[Begin Material for this task]

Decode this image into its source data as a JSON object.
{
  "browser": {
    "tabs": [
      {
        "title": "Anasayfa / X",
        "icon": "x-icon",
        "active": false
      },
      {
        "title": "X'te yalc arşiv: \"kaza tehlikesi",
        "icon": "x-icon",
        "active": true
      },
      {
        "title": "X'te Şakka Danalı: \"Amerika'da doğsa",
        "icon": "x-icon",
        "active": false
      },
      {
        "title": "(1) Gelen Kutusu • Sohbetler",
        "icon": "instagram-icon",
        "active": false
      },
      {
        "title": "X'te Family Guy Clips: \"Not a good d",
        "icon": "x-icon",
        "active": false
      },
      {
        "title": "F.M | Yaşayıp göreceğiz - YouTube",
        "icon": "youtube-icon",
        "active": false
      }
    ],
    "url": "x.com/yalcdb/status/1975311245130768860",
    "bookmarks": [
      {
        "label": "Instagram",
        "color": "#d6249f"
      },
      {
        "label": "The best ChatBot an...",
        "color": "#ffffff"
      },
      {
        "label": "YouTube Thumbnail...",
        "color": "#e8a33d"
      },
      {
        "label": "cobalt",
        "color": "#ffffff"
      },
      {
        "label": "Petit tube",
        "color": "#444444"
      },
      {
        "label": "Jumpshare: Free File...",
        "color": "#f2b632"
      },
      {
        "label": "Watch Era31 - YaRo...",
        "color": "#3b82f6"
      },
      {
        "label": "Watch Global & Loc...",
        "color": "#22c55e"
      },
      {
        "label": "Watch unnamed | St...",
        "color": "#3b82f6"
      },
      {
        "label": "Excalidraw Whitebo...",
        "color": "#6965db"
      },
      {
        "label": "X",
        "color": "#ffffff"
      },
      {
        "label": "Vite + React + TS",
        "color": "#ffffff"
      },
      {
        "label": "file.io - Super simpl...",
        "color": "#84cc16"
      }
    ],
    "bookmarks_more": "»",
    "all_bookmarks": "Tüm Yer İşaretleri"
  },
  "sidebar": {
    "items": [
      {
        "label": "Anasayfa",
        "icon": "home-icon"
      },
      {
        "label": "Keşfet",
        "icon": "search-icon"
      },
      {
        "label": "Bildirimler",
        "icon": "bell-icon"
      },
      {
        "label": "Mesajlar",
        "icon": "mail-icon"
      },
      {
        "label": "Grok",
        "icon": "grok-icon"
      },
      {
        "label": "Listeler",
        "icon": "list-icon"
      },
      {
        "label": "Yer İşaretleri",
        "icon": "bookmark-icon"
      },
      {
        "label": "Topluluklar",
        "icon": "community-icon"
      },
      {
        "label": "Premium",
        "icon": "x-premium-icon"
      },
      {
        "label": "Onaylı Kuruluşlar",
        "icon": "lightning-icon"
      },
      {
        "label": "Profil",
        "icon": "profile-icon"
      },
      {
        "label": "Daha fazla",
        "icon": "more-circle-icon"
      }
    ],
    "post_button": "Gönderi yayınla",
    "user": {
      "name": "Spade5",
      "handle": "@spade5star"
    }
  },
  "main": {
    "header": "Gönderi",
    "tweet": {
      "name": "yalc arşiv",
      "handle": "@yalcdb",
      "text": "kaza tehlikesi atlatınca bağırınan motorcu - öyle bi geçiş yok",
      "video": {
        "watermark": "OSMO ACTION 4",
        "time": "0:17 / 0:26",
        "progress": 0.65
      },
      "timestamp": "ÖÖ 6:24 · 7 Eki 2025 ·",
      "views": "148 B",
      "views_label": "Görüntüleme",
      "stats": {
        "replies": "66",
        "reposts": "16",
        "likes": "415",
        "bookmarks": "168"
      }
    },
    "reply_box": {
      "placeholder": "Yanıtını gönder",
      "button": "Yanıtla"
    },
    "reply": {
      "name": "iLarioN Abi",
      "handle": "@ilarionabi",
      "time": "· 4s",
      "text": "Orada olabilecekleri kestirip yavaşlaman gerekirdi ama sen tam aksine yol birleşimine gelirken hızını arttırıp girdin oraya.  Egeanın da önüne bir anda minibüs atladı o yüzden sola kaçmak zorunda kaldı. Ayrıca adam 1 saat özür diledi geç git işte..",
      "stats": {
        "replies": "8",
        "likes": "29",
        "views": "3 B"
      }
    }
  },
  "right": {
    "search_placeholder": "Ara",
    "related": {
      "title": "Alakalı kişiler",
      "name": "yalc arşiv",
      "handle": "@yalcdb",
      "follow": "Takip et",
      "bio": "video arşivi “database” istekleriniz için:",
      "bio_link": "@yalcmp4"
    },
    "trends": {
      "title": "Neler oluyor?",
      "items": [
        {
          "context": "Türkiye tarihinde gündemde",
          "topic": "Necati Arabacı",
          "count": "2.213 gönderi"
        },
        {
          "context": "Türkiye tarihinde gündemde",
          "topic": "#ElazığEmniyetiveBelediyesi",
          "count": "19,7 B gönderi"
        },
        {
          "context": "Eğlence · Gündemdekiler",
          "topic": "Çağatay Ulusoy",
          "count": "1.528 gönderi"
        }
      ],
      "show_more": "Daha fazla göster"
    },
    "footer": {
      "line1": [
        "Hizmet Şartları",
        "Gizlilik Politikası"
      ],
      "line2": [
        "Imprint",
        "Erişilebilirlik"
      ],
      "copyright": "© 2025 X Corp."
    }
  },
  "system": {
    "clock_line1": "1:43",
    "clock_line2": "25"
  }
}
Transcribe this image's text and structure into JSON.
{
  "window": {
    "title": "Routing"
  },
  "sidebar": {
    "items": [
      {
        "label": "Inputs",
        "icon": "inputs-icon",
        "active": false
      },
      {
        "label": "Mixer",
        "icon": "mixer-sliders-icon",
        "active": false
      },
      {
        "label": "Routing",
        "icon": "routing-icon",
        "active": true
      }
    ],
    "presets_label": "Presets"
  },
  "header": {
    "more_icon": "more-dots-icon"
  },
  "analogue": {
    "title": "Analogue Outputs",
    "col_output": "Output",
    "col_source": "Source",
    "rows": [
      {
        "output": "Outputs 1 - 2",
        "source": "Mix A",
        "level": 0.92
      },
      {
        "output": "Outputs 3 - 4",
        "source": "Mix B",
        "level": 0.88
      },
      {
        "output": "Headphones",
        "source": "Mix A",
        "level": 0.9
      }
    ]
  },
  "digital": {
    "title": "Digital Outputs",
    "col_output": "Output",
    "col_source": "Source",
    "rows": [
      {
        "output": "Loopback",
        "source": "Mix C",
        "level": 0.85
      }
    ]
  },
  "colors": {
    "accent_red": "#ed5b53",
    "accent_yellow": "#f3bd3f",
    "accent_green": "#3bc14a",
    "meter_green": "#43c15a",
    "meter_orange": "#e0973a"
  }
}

[End Material for this task]

- Request:
Write the listing out again, exactly as shown above.

- Task answer:
Decode this image into its source data as a JSON object.
{
  "browser": {
    "tabs": [
      {
        "title": "Anasayfa / X",
        "icon": "x-icon",
        "active": false
      },
      {
        "title": "X'te yalc arşiv: \"kaza tehlikesi",
        "icon": "x-icon",
        "active": true
      },
      {
        "title": "X'te Şakka Danalı: \"Amerika'da doğsa",
        "icon": "x-icon",
        "active": false
      },
      {
        "title": "(1) Gelen Kutusu • Sohbetler",
        "icon": "instagram-icon",
        "active": false
      },
      {
        "title": "X'te Family Guy Clips: \"Not a good d",
        "icon": "x-icon",
        "active": false
      },
      {
        "title": "F.M | Yaşayıp göreceğiz - YouTube",
        "icon": "youtube-icon",
        "active": false
      }
    ],
    "url": "x.com/yalcdb/status/1975311245130768860",
    "bookmarks": [
      {
        "label": "Instagram",
        "color": "#d6249f"
      },
      {
        "label": "The best ChatBot an...",
        "color": "#ffffff"
      },
      {
        "label": "YouTube Thumbnail...",
        "color": "#e8a33d"
      },
      {
        "label": "cobalt",
        "color": "#ffffff"
      },
      {
        "label": "Petit tube",
        "color": "#444444"
      },
      {
        "label": "Jumpshare: Free File...",
        "color": "#f2b632"
      },
      {
        "label": "Watch Era31 - YaRo...",
        "color": "#3b82f6"
      },
      {
        "label": "Watch Global & Loc...",
        "color": "#22c55e"
      },
      {
        "label": "Watch unnamed | St...",
        "color": "#3b82f6"
      },
      {
        "label": "Excalidraw Whitebo...",
        "color": "#6965db"
      },
      {
        "label": "X",
        "color": "#ffffff"
      },
      {
        "label": "Vite + React + TS",
        "color": "#ffffff"
      },
      {
        "label": "file.io - Super simpl...",
        "color": "#84cc16"
      }
    ],
    "bookmarks_more": "»",
    "all_bookmarks": "Tüm Yer İşaretleri"
  },
  "sidebar": {
    "items": [
      {
        "label": "Anasayfa",
        "icon": "home-icon"
      },
      {
        "label": "Keşfet",
        "icon": "search-icon"
      },
      {
        "label": "Bildirimler",
        "icon": "bell-icon"
      },
      {
        "label": "Mesajlar",
        "icon": "mail-icon"
      },
      {
        "label": "Grok",
        "icon": "grok-icon"
      },
      {
        "label": "Listeler",
        "icon": "list-icon"
      },
      {
        "label": "Yer İşaretleri",
        "icon": "bookmark-icon"
      },
      {
        "label": "Topluluklar",
        "icon": "community-icon"
      },
      {
        "label": "Premium",
        "icon": "x-premium-icon"
      },
      {
        "label": "Onaylı Kuruluşlar",
        "icon": "lightning-icon"
      },
      {
        "label": "Profil",
        "icon": "profile-icon"
      },
      {
        "label": "Daha fazla",
        "icon": "more-circle-icon"
      }
    ],
    "post_button": "Gönderi yayınla",
    "user": {
      "name": "Spade5",
      "handle": "@spade5star"
    }
  },
  "main": {
    "header": "Gönderi",
    "tweet": {
      "name": "yalc arşiv",
      "handle": "@yalcdb",
      "text": "kaza tehlikesi atlatınca bağırınan motorcu - öyle bi geçiş yok",
      "video": {
        "watermark": "OSMO ACTION 4",
        "time": "0:17 / 0:26",
        "progress": 0.65
      },
      "timestamp": "ÖÖ 6:24 · 7 Eki 2025 ·",
      "views": "148 B",
      "views_label": "Görüntüleme",
      "stats": {
        "replies": "66",
        "reposts": "16",
        "likes": "415",
        "bookmarks": "168"
      }
    },
    "reply_box": {
      "placeholder": "Yanıtını gönder",
      "button": "Yanıtla"
    },
    "reply": {
      "name": "iLarioN Abi",
      "handle": "@ilarionabi",
      "time": "· 4s",
      "text": "Orada olabilecekleri kestirip yavaşlaman gerekirdi ama sen tam aksine yol birleşimine gelirken hızını arttırıp girdin oraya.  Egeanın da önüne bir anda minibüs atladı o yüzden sola kaçmak zorunda kaldı. Ayrıca adam 1 saat özür diledi geç git işte..",
      "stats": {
        "replies": "8",
        "likes": "29",
        "views": "3 B"
      }
    }
  },
  "right": {
    "search_placeholder": "Ara",
    "related": {
      "title": "Alakalı kişiler",
      "name": "yalc arşiv",
      "handle": "@yalcdb",
      "follow": "Takip et",
      "bio": "video arşivi “database” istekleriniz için:",
      "bio_link": "@yalcmp4"
    },
    "trends": {
      "title": "Neler oluyor?",
      "items": [
        {
          "context": "Türkiye tarihinde gündemde",
          "topic": "Necati Arabacı",
          "count": "2.213 gönderi"
        },
        {
          "context": "Türkiye tarihinde gündemde",
          "topic": "#ElazığEmniyetiveBelediyesi",
          "count": "19,7 B gönderi"
        },
        {
          "context": "Eğlence · Gündemdekiler",
          "topic": "Çağatay Ulusoy",
          "count": "1.528 gönderi"
        }
      ],
      "show_more": "Daha fazla göster"
    },
    "footer": {
      "line1": [
        "Hizmet Şartları",
        "Gizlilik Politikası"
      ],
      "line2": [
        "Imprint",
        "Erişilebilirlik"
      ],
      "copyright": "© 2025 X Corp."
    }
  },
  "system": {
    "clock_line1": "1:43",
    "clock_line2": "25"
  }
}
Transcribe this image's text and structure into JSON.
{
  "window": {
    "title": "Routing"
  },
  "sidebar": {
    "items": [
      {
        "label": "Inputs",
        "icon": "inputs-icon",
        "active": false
      },
      {
        "label": "Mixer",
        "icon": "mixer-sliders-icon",
        "active": false
      },
      {
        "label": "Routing",
        "icon": "routing-icon",
        "active": true
      }
    ],
    "presets_label": "Presets"
  },
  "header": {
    "more_icon": "more-dots-icon"
  },
  "analogue": {
    "title": "Analogue Outputs",
    "col_output": "Output",
    "col_source": "Source",
    "rows": [
      {
        "output": "Outputs 1 - 2",
        "source": "Mix A",
        "level": 0.92
      },
      {
        "output": "Outputs 3 - 4",
        "source": "Mix B",
        "level": 0.88
      },
      {
        "output": "Headphones",
        "source": "Mix A",
        "level": 0.9
      }
    ]
  },
  "digital": {
    "title": "Digital Outputs",
    "col_output": "Output",
    "col_source": "Source",
    "rows": [
      {
        "output": "Loopback",
        "source": "Mix C",
        "level": 0.85
      }
    ]
  },
  "colors": {
    "accent_red": "#ed5b53",
    "accent_yellow": "#f3bd3f",
    "accent_green": "#3bc14a",
    "meter_green": "#43c15a",
    "meter_orange": "#e0973a"
  }
}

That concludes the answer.